Data entries:
## start

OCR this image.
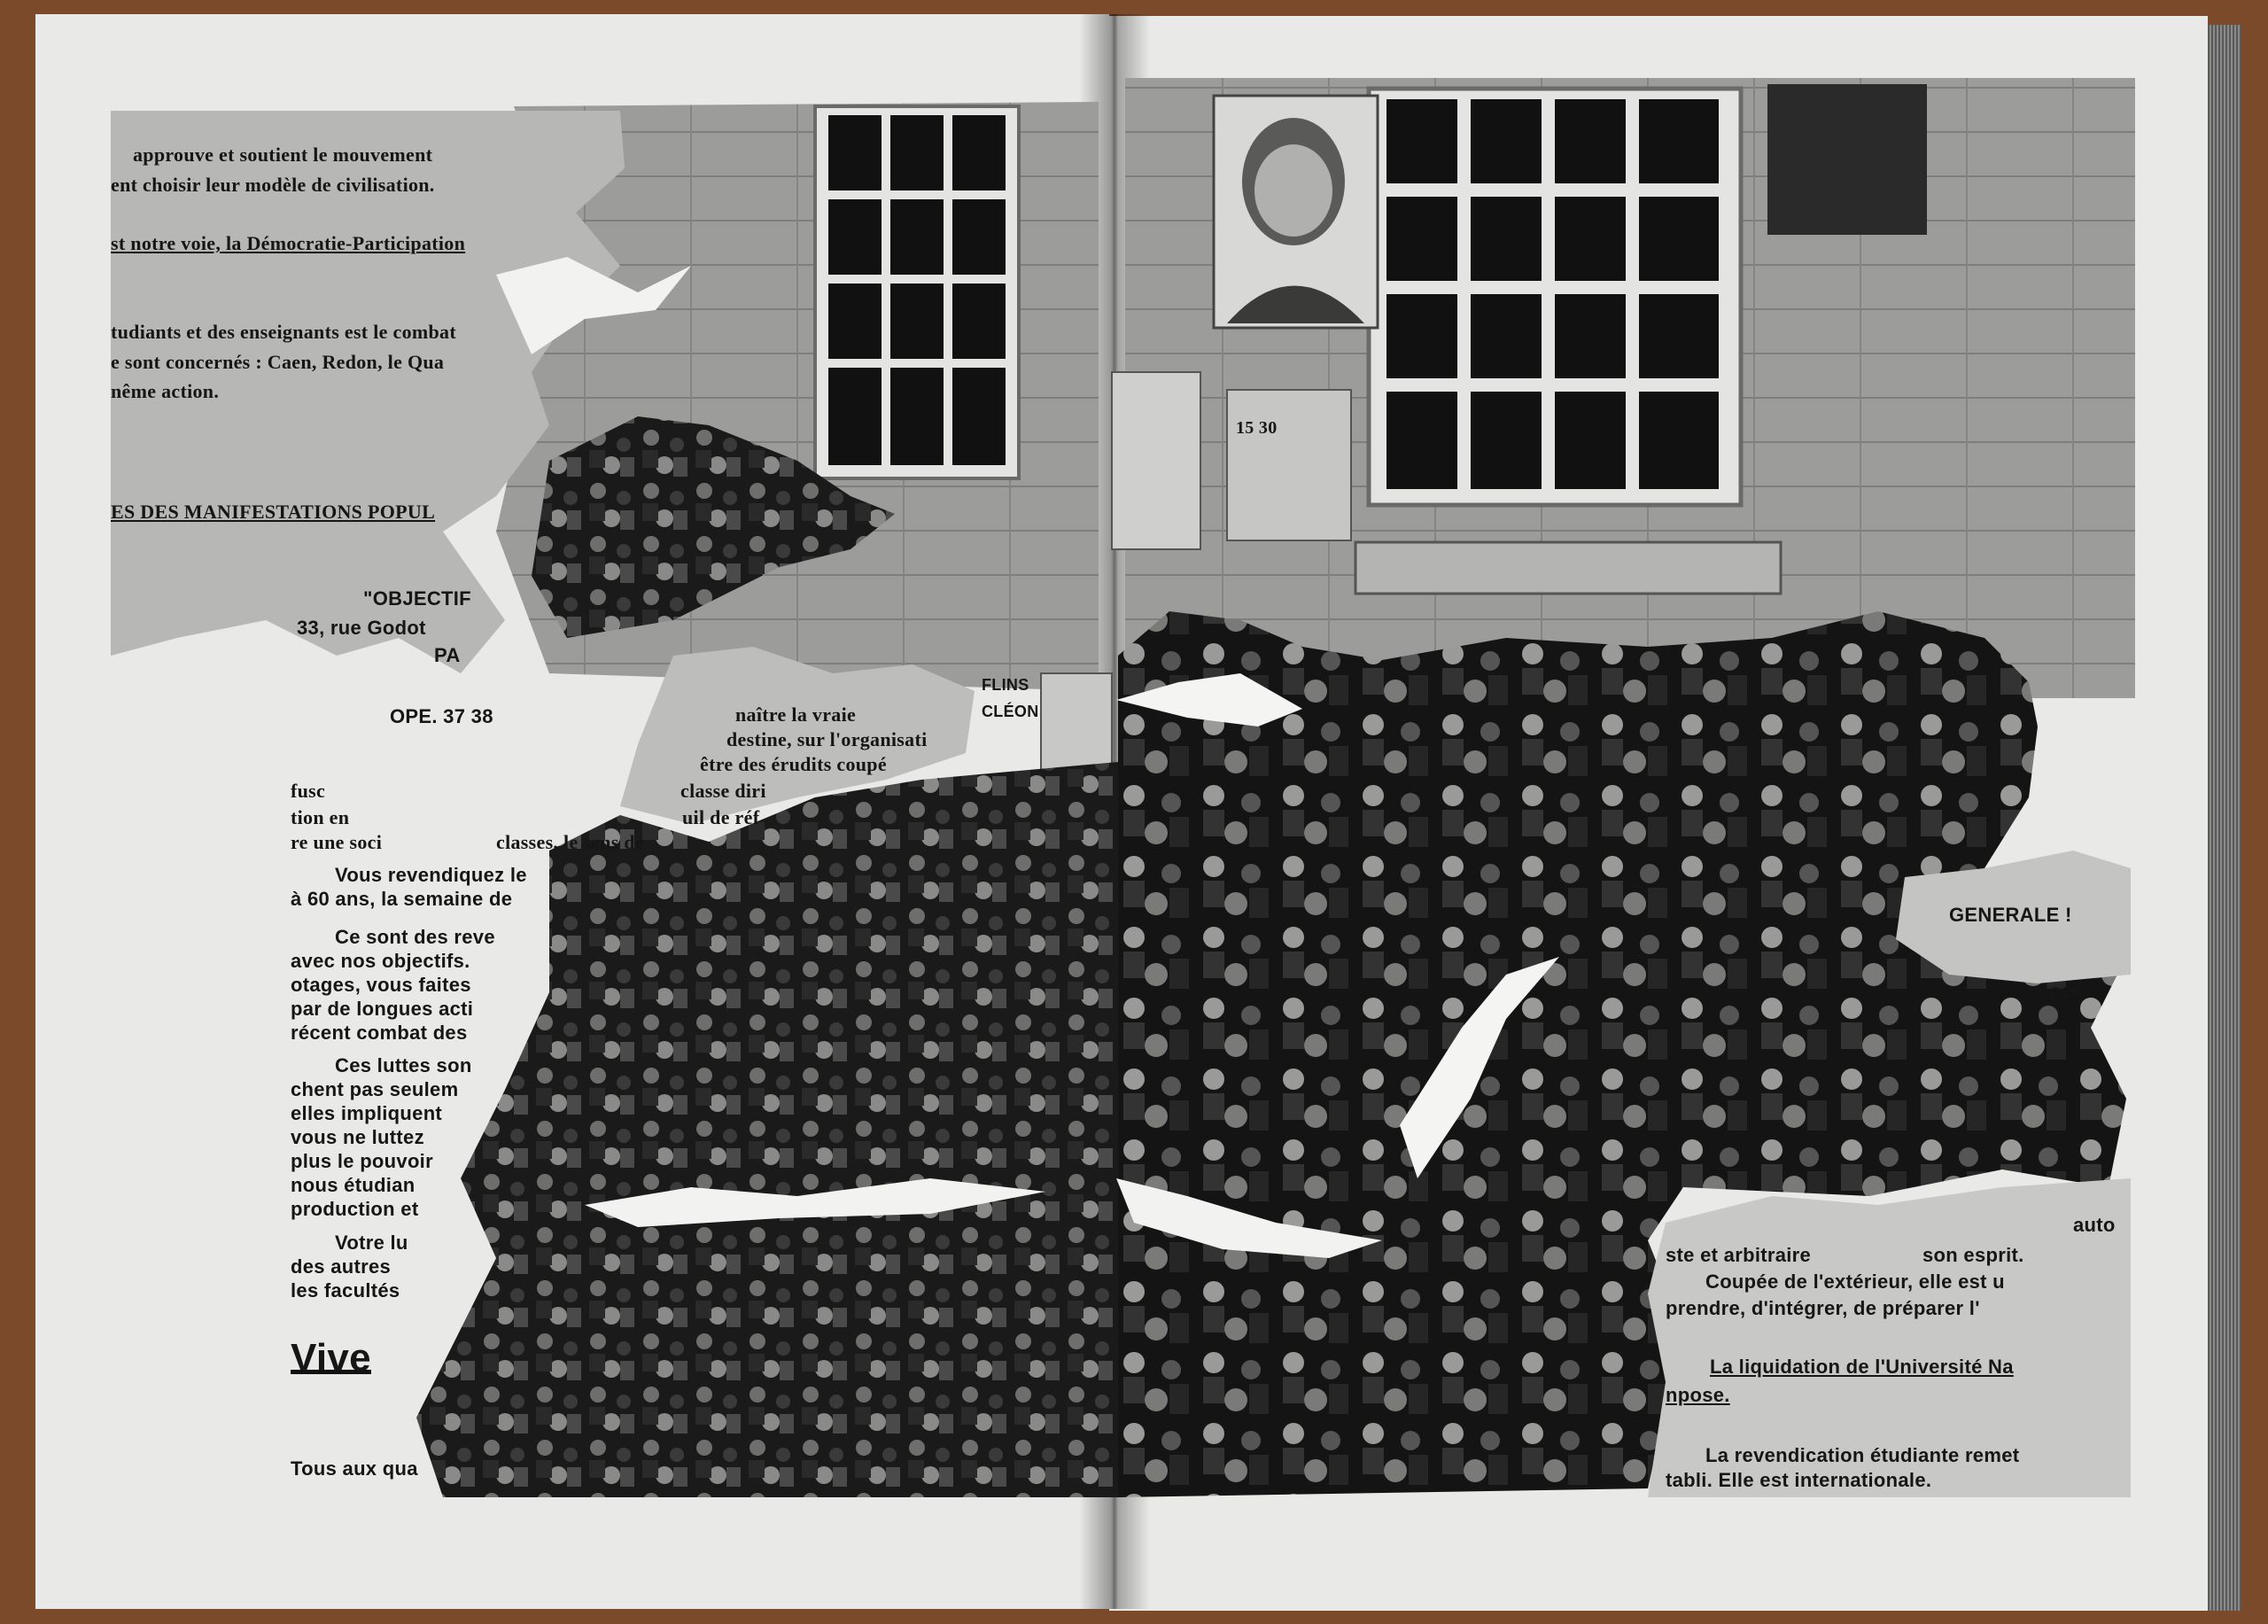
approuve et soutient le mouvement
ent choisir leur modèle de civilisation.
st notre voie, la Démocratie-Participation
tudiants et des enseignants est le combat
e sont concernés : Caen, Redon, le Qua
nême action.
ES DES MANIFESTATIONS POPUL
"OBJECTIF
33, rue Godot
PA
OPE. 37 38	naître la vraie
destine, sur l'organisati
être des érudits coupé
fusc	classe diri
tion en	uil de réf
re une soci	classes, le sens de
Vous revendiquez le
à 60 ans, la semaine de
Ce sont des reve
avec nos objectifs.
otages, vous faites
par de longues acti
récent combat des
Ces luttes son
chent pas seulem
elles impliquent
vous ne luttez
plus le pouvoir
nous étudian
production et
Votre lu
des autres
les facultés
Vive
Tous aux qua
FLINS
CLÉON
15 30
GENERALE !
nces
auto
ste et arbitraire	son esprit.
Coupée de l'extérieur, elle est u
prendre, d'intégrer, de préparer l'
La liquidation de l'Université Na
npose.
La revendication étudiante remet
tabli. Elle est internationale.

## end

Instructions to follow: Repeat each line of the records above exactly, but do not copy the pictures.

Solution to this problem:
OCR this image.
approuve et soutient le mouvement
ent choisir leur modèle de civilisation.
st notre voie, la Démocratie-Participation
tudiants et des enseignants est le combat
e sont concernés : Caen, Redon, le Qua
nême action.
ES DES MANIFESTATIONS POPUL
"OBJECTIF
33, rue Godot
PA
OPE. 37 38	naître la vraie
destine, sur l'organisati
être des érudits coupé
fusc	classe diri
tion en	uil de réf
re une soci	classes, le sens de
Vous revendiquez le
à 60 ans, la semaine de
Ce sont des reve
avec nos objectifs.
otages, vous faites
par de longues acti
récent combat des
Ces luttes son
chent pas seulem
elles impliquent
vous ne luttez
plus le pouvoir
nous étudian
production et
Votre lu
des autres
les facultés
Vive
Tous aux qua
FLINS
CLÉON
15 30
GENERALE !
nces
auto
ste et arbitraire	son esprit.
Coupée de l'extérieur, elle est u
prendre, d'intégrer, de préparer l'
La liquidation de l'Université Na
npose.
La revendication étudiante remet
tabli. Elle est internationale.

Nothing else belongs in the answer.